WHAT IS BEING ASKED: Find the string "document" in the entries and copy each line that has it.

MATERIAL PROVIDED:
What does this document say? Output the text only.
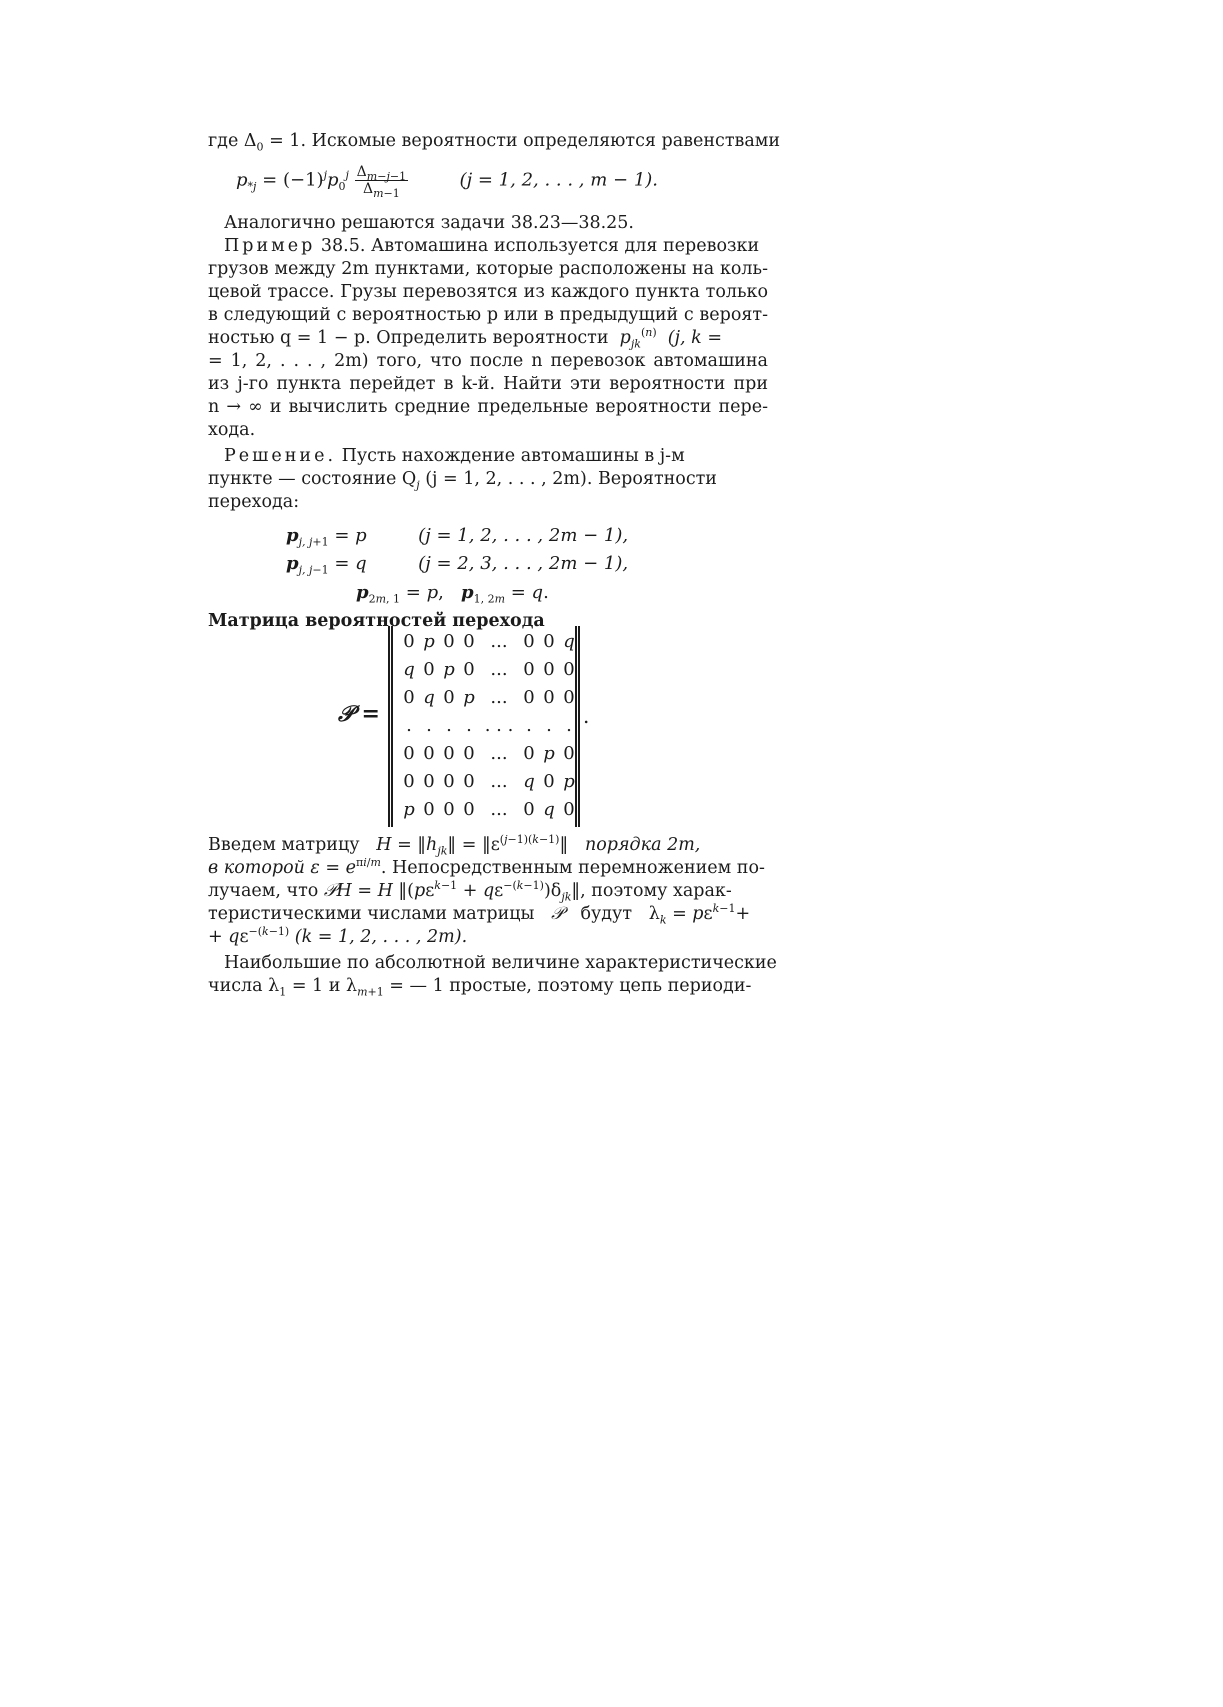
где $\Delta_0 = 1$. Искомые вероятности определяются равенствами
$p_{*j} = (-1)^jp_0^j \frac{\Delta_{m-j-1}}{\Delta_{m-1}}$	(j = 1, 2, . . . , m − 1).
Аналогично решаются задачи 38.23—38.25.
Пример 38.5. Автомашина используется для перевозки
грузов между 2m пунктами, которые расположены на коль-
цевой трассе. Грузы перевозятся из каждого пункта только
в следующий с вероятностью p или в предыдущий с вероят-
ностью q = 1 − p. Определить вероятности $p_{jk}^{(n)}$ (j, k =
= 1, 2, . . . , 2m) того, что после n перевозок автомашина
из j-го пункта перейдет в k-й. Найти эти вероятности при
n → ∞ и вычислить средние предельные вероятности пере-
хода.
Решение. Пусть нахождение автомашины в j-м
пункте — состояние $Q_j$ (j = 1, 2, . . . , 2m). Вероятности
перехода:
$p_{j, j+1} = p$	(j = 1, 2, . . . , 2m − 1),
$p_{j, j-1} = q$	(j = 2, 3, . . . , 2m − 1),
$p_{2m, 1} = p$,   $p_{1, 2m} = q$.
Матрица вероятностей перехода
𝒫 =
0 p 0 0 ... 0 0 q
q 0 p 0 ... 0 0 0
0 q 0 p ... 0 0 0
. . . . . . . . . .
0 0 0 0 ... 0 p 0
0 0 0 0 ... q 0 p
p 0 0 0 ... 0 q 0
.
Введем матрицу $H = ‖h_{jk}‖$ = $‖\varepsilon^{(j-1)(k-1)}‖$   порядка 2m,
в которой $\varepsilon = e^{\pi i/m}$. Непосредственным перемножением по-
лучаем, что 𝒫H = H $‖(p\varepsilon^{k-1}$ + $q\varepsilon^{-(k-1)})\delta_{jk}‖$, поэтому харак-
теристическими числами матрицы 𝒫 будут   $\lambda_k = p\varepsilon^{k-1}+$
+ $q\varepsilon^{-(k-1)}$ (k = 1, 2, . . . , 2m).
Наибольшие по абсолютной величине характеристические
числа $\lambda_1 = 1$ и $\lambda_{m+1}$ = — 1 простые, поэтому цепь периоди-
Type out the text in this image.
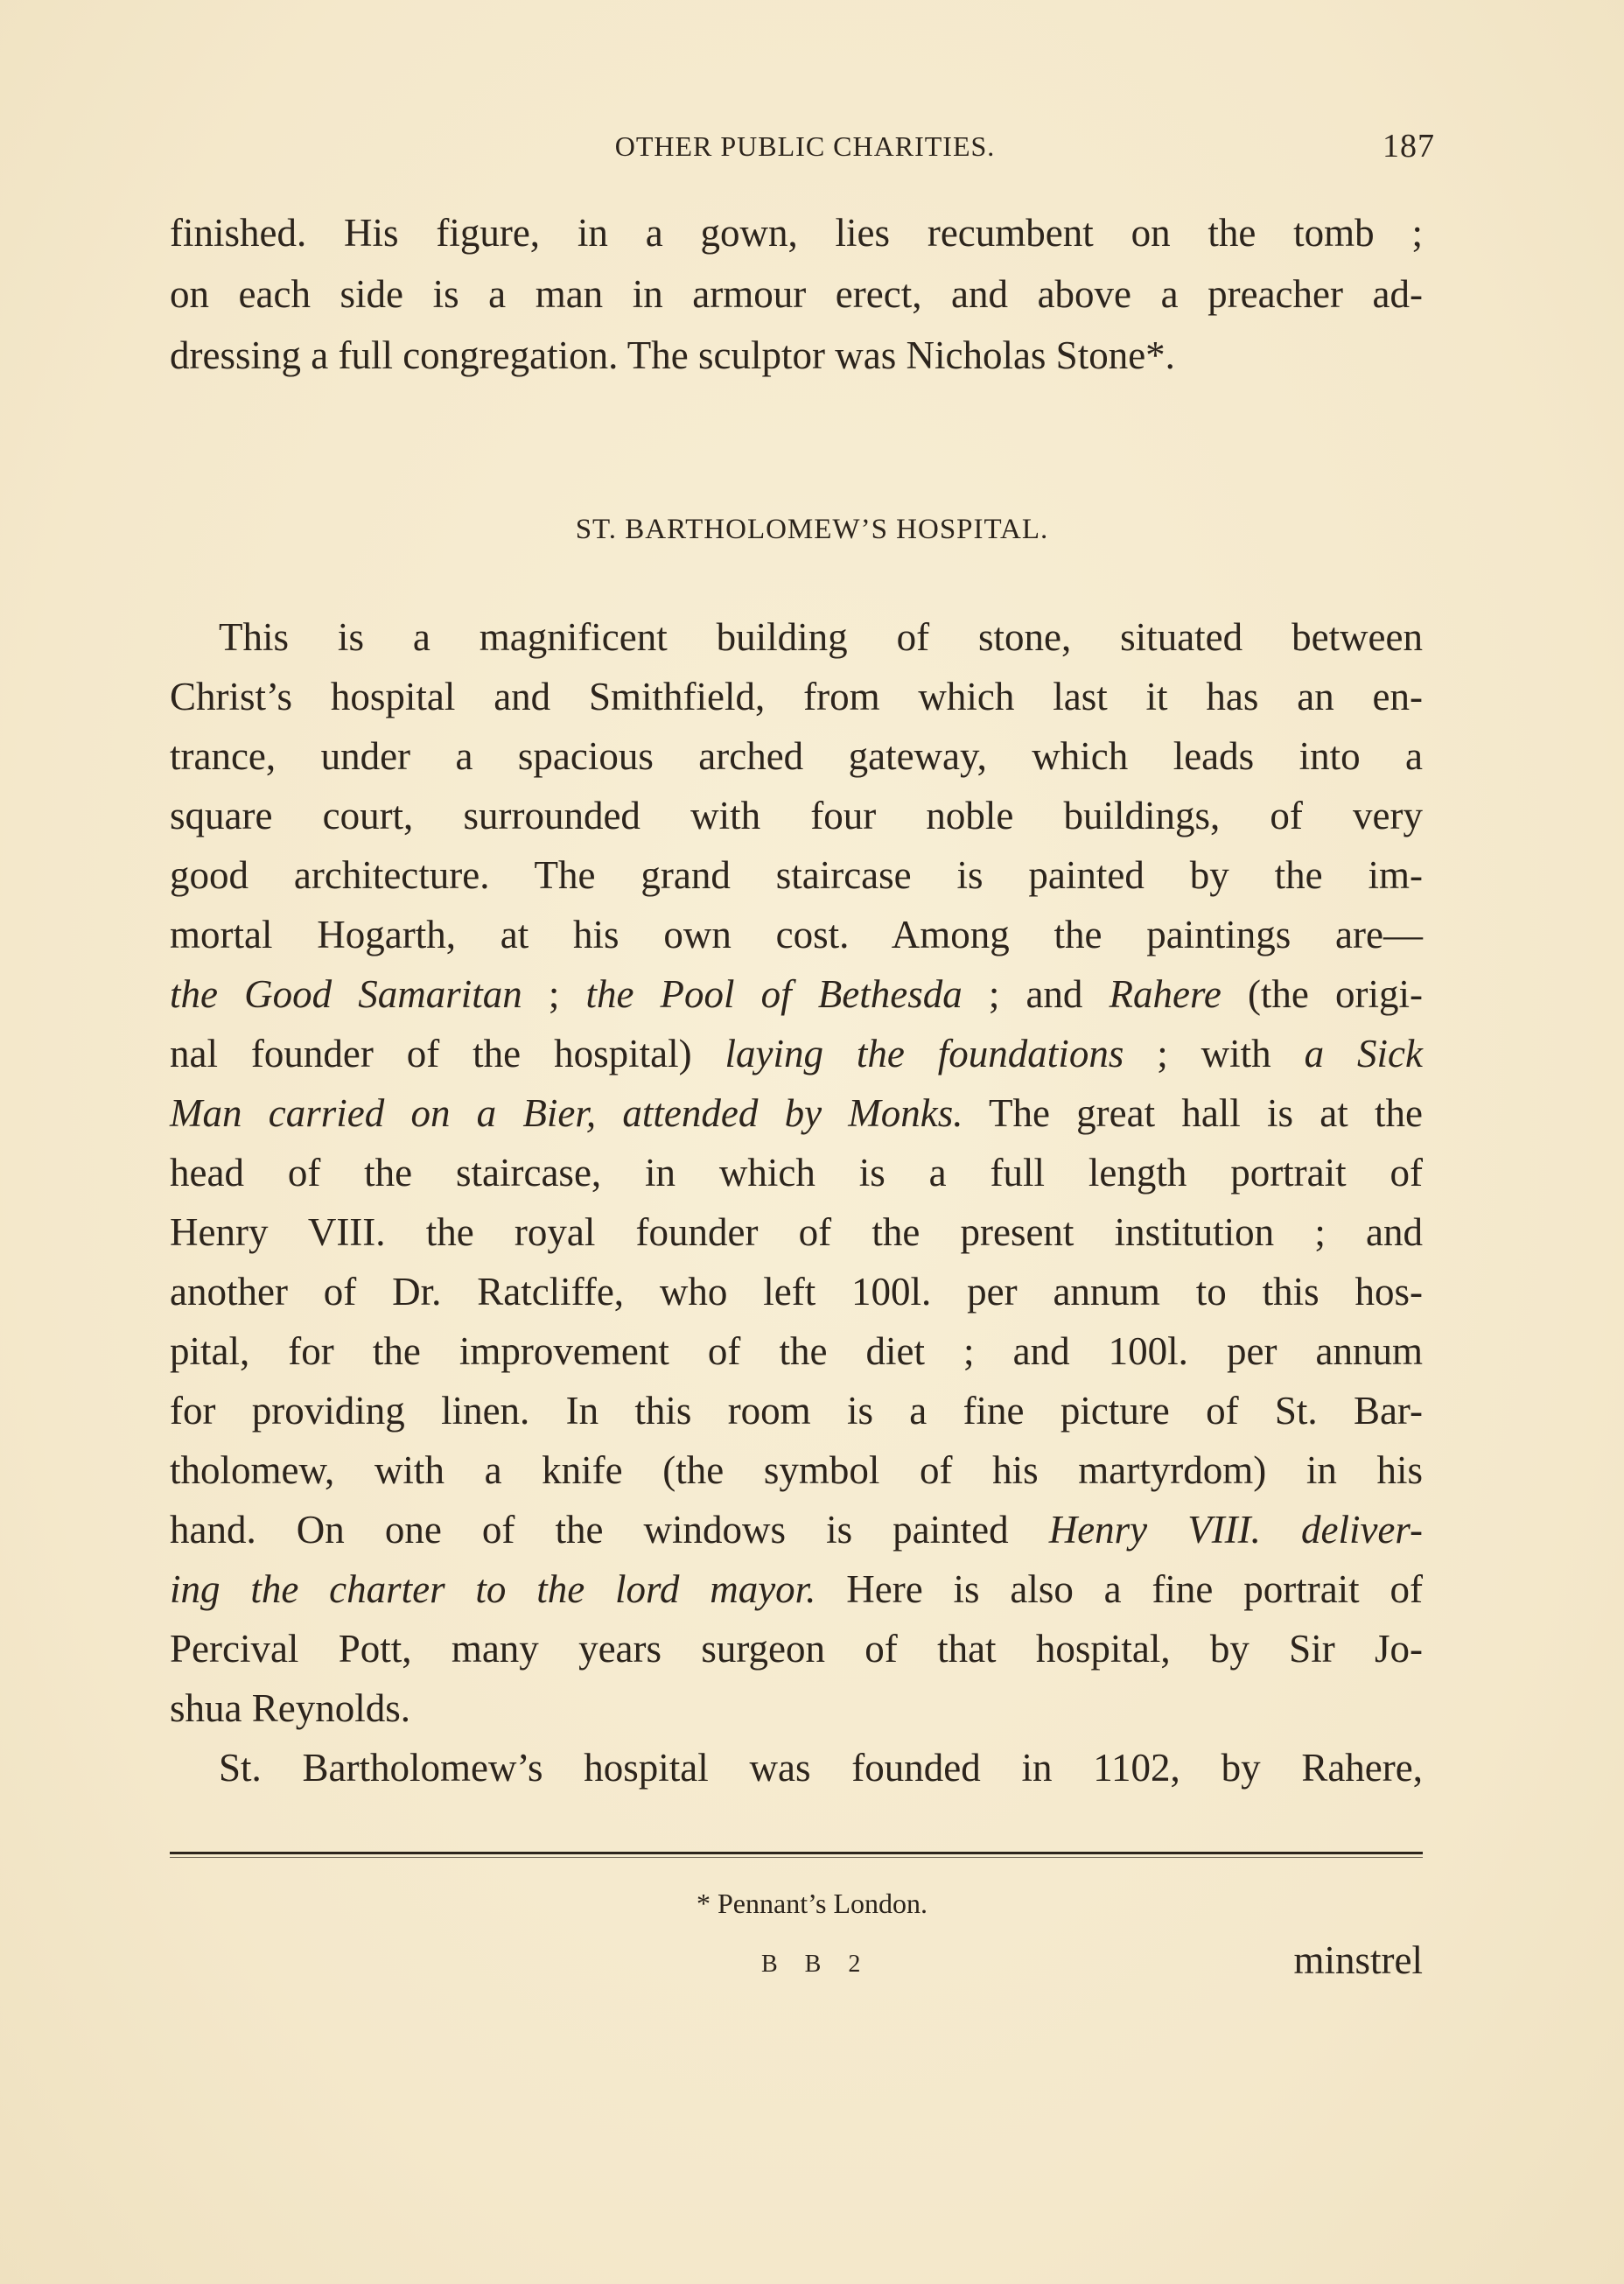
OTHER PUBLIC CHARITIES.	187
finished. His figure, in a gown, lies recumbent on the tomb ;
on each side is a man in armour erect, and above a preacher ad-
dressing a full congregation. The sculptor was Nicholas Stone*.
ST. BARTHOLOMEW’S HOSPITAL.
This is a magnificent building of stone, situated between
Christ’s hospital and Smithfield, from which last it has an en-
trance, under a spacious arched gateway, which leads into a
square court, surrounded with four noble buildings, of very
good architecture. The grand staircase is painted by the im-
mortal Hogarth, at his own cost. Among the paintings are—
the Good Samaritan ; the Pool of Bethesda ; and Rahere (the origi-
nal founder of the hospital) laying the foundations ; with a Sick
Man carried on a Bier, attended by Monks. The great hall is at the
head of the staircase, in which is a full length portrait of
Henry VIII. the royal founder of the present institution ; and
another of Dr. Ratcliffe, who left 100l. per annum to this hos-
pital, for the improvement of the diet ; and 100l. per annum
for providing linen. In this room is a fine picture of St. Bar-
tholomew, with a knife (the symbol of his martyrdom) in his
hand. On one of the windows is painted Henry VIII. deliver-
ing the charter to the lord mayor. Here is also a fine portrait of
Percival Pott, many years surgeon of that hospital, by Sir Jo-
shua Reynolds.
St. Bartholomew’s hospital was founded in 1102, by Rahere,
* Pennant’s London.
B B 2	minstrel
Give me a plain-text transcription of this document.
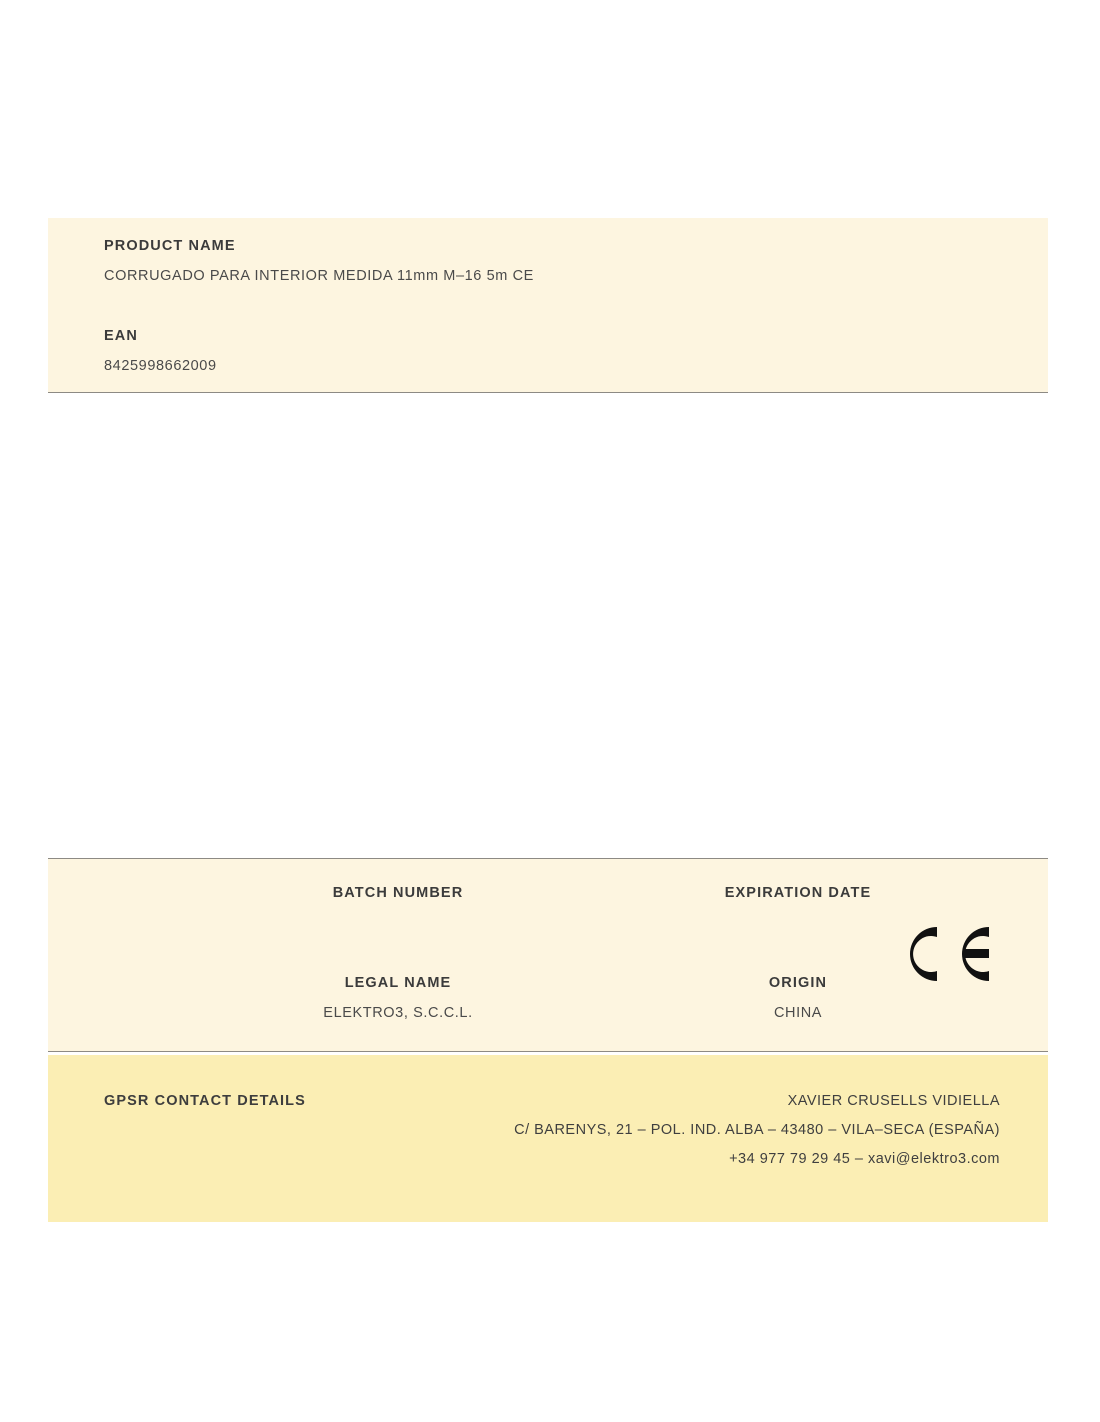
PRODUCT NAME
CORRUGADO PARA INTERIOR MEDIDA 11mm M–16 5m CE
EAN
8425998662009
BATCH NUMBER	EXPIRATION DATE
LEGAL NAME	ORIGIN
ELEKTRO3, S.C.C.L.	CHINA
GPSR CONTACT DETAILS	XAVIER CRUSELLS VIDIELLA
C/ BARENYS, 21 – POL. IND. ALBA – 43480 – VILA–SECA (ESPAÑA)
+34 977 79 29 45 – xavi@elektro3.com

TASK OUTPUT:
What does this document say? Output the text only.
Give me a plain-text transcription of this document.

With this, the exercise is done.